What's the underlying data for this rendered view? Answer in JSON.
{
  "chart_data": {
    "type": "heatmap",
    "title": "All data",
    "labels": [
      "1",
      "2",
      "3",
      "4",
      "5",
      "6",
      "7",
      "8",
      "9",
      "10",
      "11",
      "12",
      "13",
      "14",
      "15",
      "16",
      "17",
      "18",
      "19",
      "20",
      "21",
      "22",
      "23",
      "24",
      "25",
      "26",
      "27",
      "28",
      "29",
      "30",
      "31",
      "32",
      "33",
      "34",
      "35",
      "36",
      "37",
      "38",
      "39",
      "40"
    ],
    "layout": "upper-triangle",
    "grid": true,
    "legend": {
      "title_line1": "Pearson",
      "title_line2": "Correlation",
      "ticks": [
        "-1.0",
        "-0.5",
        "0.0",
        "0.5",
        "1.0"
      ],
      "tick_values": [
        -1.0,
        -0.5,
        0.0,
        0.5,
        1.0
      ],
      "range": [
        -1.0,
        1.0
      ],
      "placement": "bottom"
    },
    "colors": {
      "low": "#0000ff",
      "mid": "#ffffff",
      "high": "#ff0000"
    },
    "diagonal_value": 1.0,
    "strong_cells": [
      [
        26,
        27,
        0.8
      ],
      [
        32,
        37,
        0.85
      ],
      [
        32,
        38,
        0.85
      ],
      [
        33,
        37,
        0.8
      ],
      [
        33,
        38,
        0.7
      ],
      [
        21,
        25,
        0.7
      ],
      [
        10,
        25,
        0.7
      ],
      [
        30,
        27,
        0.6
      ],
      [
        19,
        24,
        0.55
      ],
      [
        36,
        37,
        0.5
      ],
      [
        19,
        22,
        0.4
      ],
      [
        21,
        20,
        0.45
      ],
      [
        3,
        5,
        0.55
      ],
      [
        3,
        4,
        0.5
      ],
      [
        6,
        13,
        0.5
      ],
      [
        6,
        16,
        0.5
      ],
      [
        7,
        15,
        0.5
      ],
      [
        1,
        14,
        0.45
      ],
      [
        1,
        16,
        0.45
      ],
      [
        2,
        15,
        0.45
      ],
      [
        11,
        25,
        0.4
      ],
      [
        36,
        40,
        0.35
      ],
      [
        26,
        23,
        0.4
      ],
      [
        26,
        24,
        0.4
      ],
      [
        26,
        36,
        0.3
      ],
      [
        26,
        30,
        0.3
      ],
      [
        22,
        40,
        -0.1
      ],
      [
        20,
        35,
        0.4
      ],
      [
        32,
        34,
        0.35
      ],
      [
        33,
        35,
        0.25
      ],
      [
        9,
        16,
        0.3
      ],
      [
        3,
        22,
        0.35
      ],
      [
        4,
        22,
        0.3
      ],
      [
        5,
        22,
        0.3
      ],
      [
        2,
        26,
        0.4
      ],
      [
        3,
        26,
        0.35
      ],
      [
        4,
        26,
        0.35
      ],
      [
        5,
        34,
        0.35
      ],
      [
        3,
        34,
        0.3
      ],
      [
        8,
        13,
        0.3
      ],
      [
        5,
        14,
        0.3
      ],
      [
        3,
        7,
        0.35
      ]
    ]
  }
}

OBJECTIVE :: Write down every line of the data exactly as it appears above.

WRITTEN SOLUTION ::
What's the underlying data for this rendered view? Answer in JSON.
{
  "chart_data": {
    "type": "heatmap",
    "title": "All data",
    "labels": [
      "1",
      "2",
      "3",
      "4",
      "5",
      "6",
      "7",
      "8",
      "9",
      "10",
      "11",
      "12",
      "13",
      "14",
      "15",
      "16",
      "17",
      "18",
      "19",
      "20",
      "21",
      "22",
      "23",
      "24",
      "25",
      "26",
      "27",
      "28",
      "29",
      "30",
      "31",
      "32",
      "33",
      "34",
      "35",
      "36",
      "37",
      "38",
      "39",
      "40"
    ],
    "layout": "upper-triangle",
    "grid": true,
    "legend": {
      "title_line1": "Pearson",
      "title_line2": "Correlation",
      "ticks": [
        "-1.0",
        "-0.5",
        "0.0",
        "0.5",
        "1.0"
      ],
      "tick_values": [
        -1.0,
        -0.5,
        0.0,
        0.5,
        1.0
      ],
      "range": [
        -1.0,
        1.0
      ],
      "placement": "bottom"
    },
    "colors": {
      "low": "#0000ff",
      "mid": "#ffffff",
      "high": "#ff0000"
    },
    "diagonal_value": 1.0,
    "strong_cells": [
      [
        26,
        27,
        0.8
      ],
      [
        32,
        37,
        0.85
      ],
      [
        32,
        38,
        0.85
      ],
      [
        33,
        37,
        0.8
      ],
      [
        33,
        38,
        0.7
      ],
      [
        21,
        25,
        0.7
      ],
      [
        10,
        25,
        0.7
      ],
      [
        30,
        27,
        0.6
      ],
      [
        19,
        24,
        0.55
      ],
      [
        36,
        37,
        0.5
      ],
      [
        19,
        22,
        0.4
      ],
      [
        21,
        20,
        0.45
      ],
      [
        3,
        5,
        0.55
      ],
      [
        3,
        4,
        0.5
      ],
      [
        6,
        13,
        0.5
      ],
      [
        6,
        16,
        0.5
      ],
      [
        7,
        15,
        0.5
      ],
      [
        1,
        14,
        0.45
      ],
      [
        1,
        16,
        0.45
      ],
      [
        2,
        15,
        0.45
      ],
      [
        11,
        25,
        0.4
      ],
      [
        36,
        40,
        0.35
      ],
      [
        26,
        23,
        0.4
      ],
      [
        26,
        24,
        0.4
      ],
      [
        26,
        36,
        0.3
      ],
      [
        26,
        30,
        0.3
      ],
      [
        22,
        40,
        -0.1
      ],
      [
        20,
        35,
        0.4
      ],
      [
        32,
        34,
        0.35
      ],
      [
        33,
        35,
        0.25
      ],
      [
        9,
        16,
        0.3
      ],
      [
        3,
        22,
        0.35
      ],
      [
        4,
        22,
        0.3
      ],
      [
        5,
        22,
        0.3
      ],
      [
        2,
        26,
        0.4
      ],
      [
        3,
        26,
        0.35
      ],
      [
        4,
        26,
        0.35
      ],
      [
        5,
        34,
        0.35
      ],
      [
        3,
        34,
        0.3
      ],
      [
        8,
        13,
        0.3
      ],
      [
        5,
        14,
        0.3
      ],
      [
        3,
        7,
        0.35
      ]
    ]
  }
}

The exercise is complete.